:: Entries shown ::

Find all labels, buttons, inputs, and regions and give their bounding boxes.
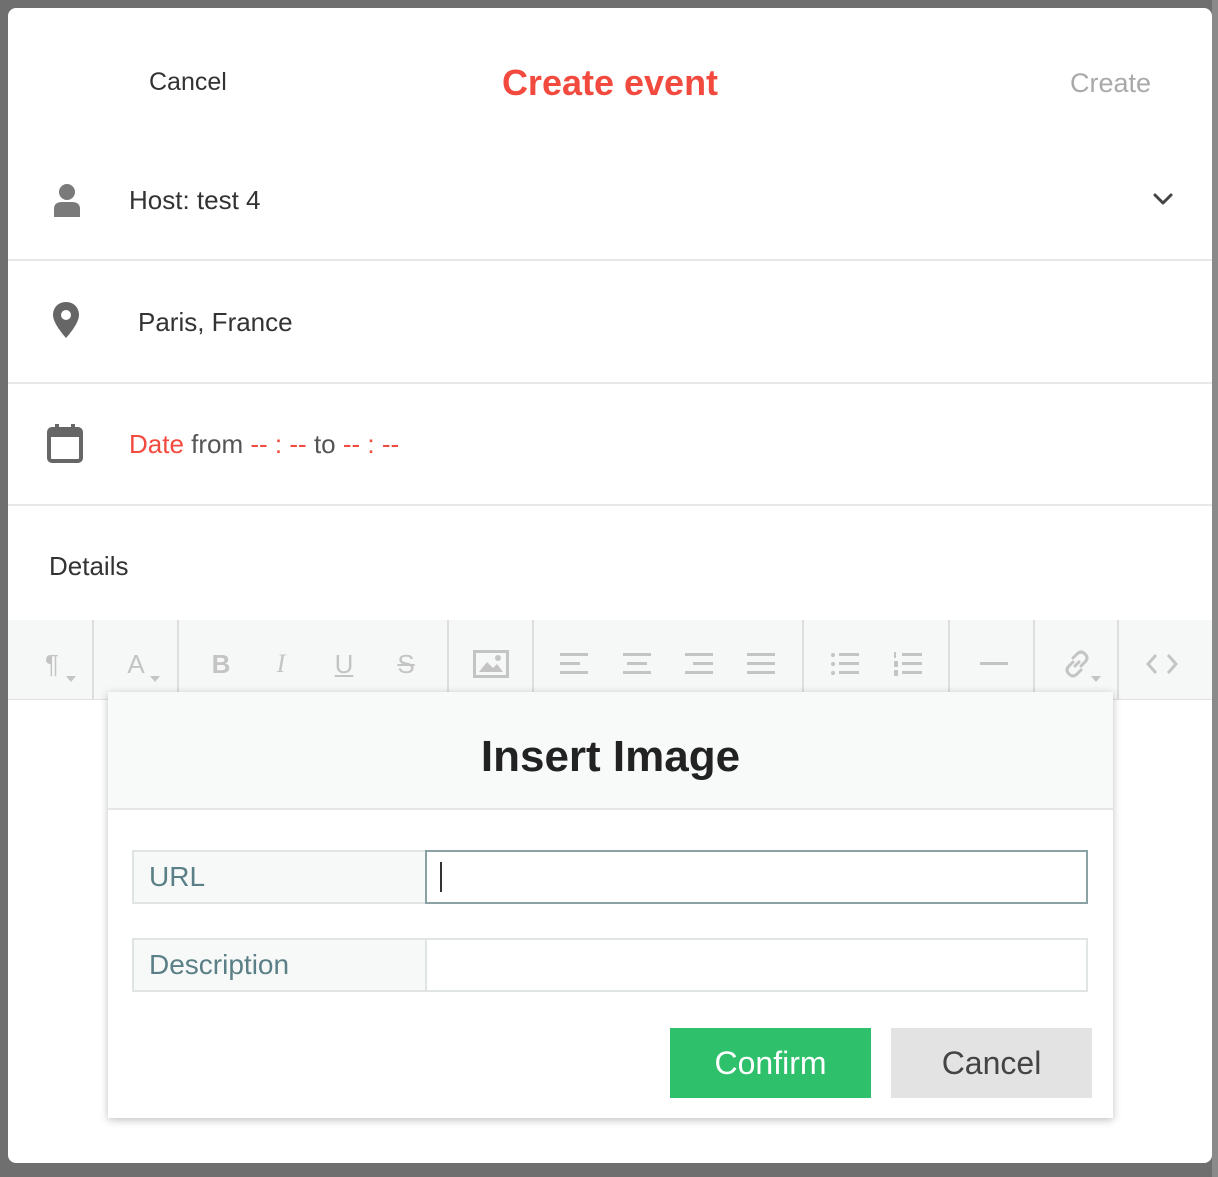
insert-image-button[interactable] [472,646,510,682]
details-row: Details [8,506,1212,628]
modal-title: Create event [501,62,719,103]
bullet-list-button[interactable] [827,646,863,682]
toolbar-group-font: A [94,620,179,700]
toolbar-group-link [1035,620,1119,700]
horizontal-rule-icon [980,662,1008,665]
confirm-button[interactable]: Confirm [670,1028,871,1098]
align-center-button[interactable] [619,646,655,682]
italic-button[interactable]: I [263,646,299,682]
chevron-down-icon[interactable] [1152,188,1174,210]
map-pin-icon [53,302,79,338]
background-right-edge [1212,0,1218,1177]
paragraph-format-button[interactable]: ¶ [34,646,76,682]
caret-down-icon [150,676,160,682]
link-icon [1065,650,1089,678]
location-row[interactable]: Paris, France [8,261,1212,384]
align-justify-icon [747,653,775,674]
bold-button[interactable]: B [203,646,239,682]
description-field-group: Description [132,938,1088,992]
date-from-value[interactable]: -- : -- [250,429,306,459]
caret-down-icon [1091,676,1101,682]
create-button[interactable]: Create [1070,68,1151,99]
font-color-button[interactable]: A [118,646,160,682]
bullet-list-icon [831,653,859,675]
align-left-button[interactable] [556,646,592,682]
italic-icon: I [276,649,286,678]
align-right-button[interactable] [681,646,717,682]
date-label: Date [129,429,184,459]
horizontal-rule-button[interactable] [976,646,1012,682]
toolbar-group-paragraph: ¶ [8,620,94,700]
numbered-list-icon [894,652,922,676]
description-label: Description [132,938,427,992]
description-input[interactable] [425,938,1088,992]
host-label: Host: test 4 [129,185,261,215]
align-center-icon [623,653,651,674]
insert-link-button[interactable] [1059,646,1101,682]
date-from-label: from [191,429,244,459]
toolbar-group-code [1119,620,1212,700]
align-right-icon [685,653,713,674]
paragraph-icon: ¶ [45,648,59,679]
date-to-value[interactable]: -- : -- [343,429,399,459]
details-label: Details [49,551,129,581]
dialog-cancel-button[interactable]: Cancel [891,1028,1092,1098]
font-color-icon: A [127,648,145,679]
date-line: Date from -- : -- to -- : -- [129,429,399,460]
date-to-label: to [313,429,336,459]
align-left-icon [560,653,588,674]
dialog-header: Insert Image [108,692,1113,810]
toolbar-group-hr [950,620,1035,700]
url-input[interactable] [425,850,1088,904]
underline-icon: U [334,648,354,679]
align-justify-button[interactable] [743,646,779,682]
toolbar-group-style: B I U S [179,620,449,700]
toolbar-group-lists [804,620,950,700]
insert-image-dialog: Insert Image URL Description Confirm Can… [108,692,1113,1118]
text-cursor [440,862,442,892]
code-icon [1146,654,1178,674]
underline-button[interactable]: U [326,646,362,682]
date-row[interactable]: Date from -- : -- to -- : -- [8,384,1212,506]
host-row[interactable]: Host: test 4 [8,138,1212,261]
url-label: URL [132,850,427,904]
strikethrough-icon: S [397,648,415,679]
caret-down-icon [66,676,76,682]
strikethrough-button[interactable]: S [388,646,424,682]
bold-icon: B [211,648,231,679]
image-icon [473,650,509,678]
numbered-list-button[interactable] [890,646,926,682]
toolbar-group-align [534,620,804,700]
dialog-title: Insert Image [480,732,741,781]
create-event-modal: Cancel Create event Create Host: test 4 … [8,8,1212,1163]
person-icon [54,184,80,217]
toolbar-group-image [449,620,534,700]
modal-header: Cancel Create event Create [8,8,1212,148]
code-view-button[interactable] [1144,646,1180,682]
url-field-group: URL [132,850,1088,904]
editor-toolbar: ¶ A B I U S [8,620,1212,700]
calendar-icon [47,424,83,463]
location-value: Paris, France [138,307,293,337]
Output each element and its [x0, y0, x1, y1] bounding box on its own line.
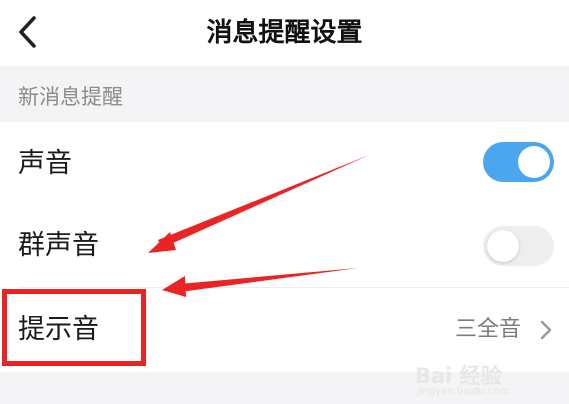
section-header: 新消息提醒	[0, 66, 569, 122]
group-sound-label: 群声音	[18, 230, 99, 261]
watermark-url: jingyan.baidu.com	[417, 386, 510, 397]
toggle-knob	[518, 146, 550, 178]
section-label: 新消息提醒	[18, 85, 123, 109]
top-bar: 消息提醒设置	[0, 0, 569, 66]
highlight-box	[2, 289, 146, 366]
page-title: 消息提醒设置	[206, 18, 363, 48]
chevron-right-icon[interactable]	[539, 319, 553, 341]
sound-toggle[interactable]	[483, 142, 554, 182]
sound-row[interactable]: 声音	[0, 122, 569, 206]
group-sound-toggle[interactable]	[483, 226, 554, 266]
sound-label: 声音	[18, 148, 72, 179]
watermark: Bai 经验 jingyan.baidu.com	[415, 360, 545, 402]
toggle-knob	[487, 230, 519, 262]
group-sound-row[interactable]: 群声音	[0, 204, 569, 288]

:::

Exercise prompt: Starting at the line containing "insert-image-button[interactable] [472,646,510,682]" and ending at the line containing "toolbar-group-font: A [94,620,179,700]", write out those lines again with "Create event" swapped for "New event" and nothing else altered. Give only those lines.

Exercise result:
insert-image-button[interactable] [472,646,510,682]
details-row: Details [8,506,1212,628]
modal-title: New event [501,62,719,103]
bullet-list-button[interactable] [827,646,863,682]
toolbar-group-font: A [94,620,179,700]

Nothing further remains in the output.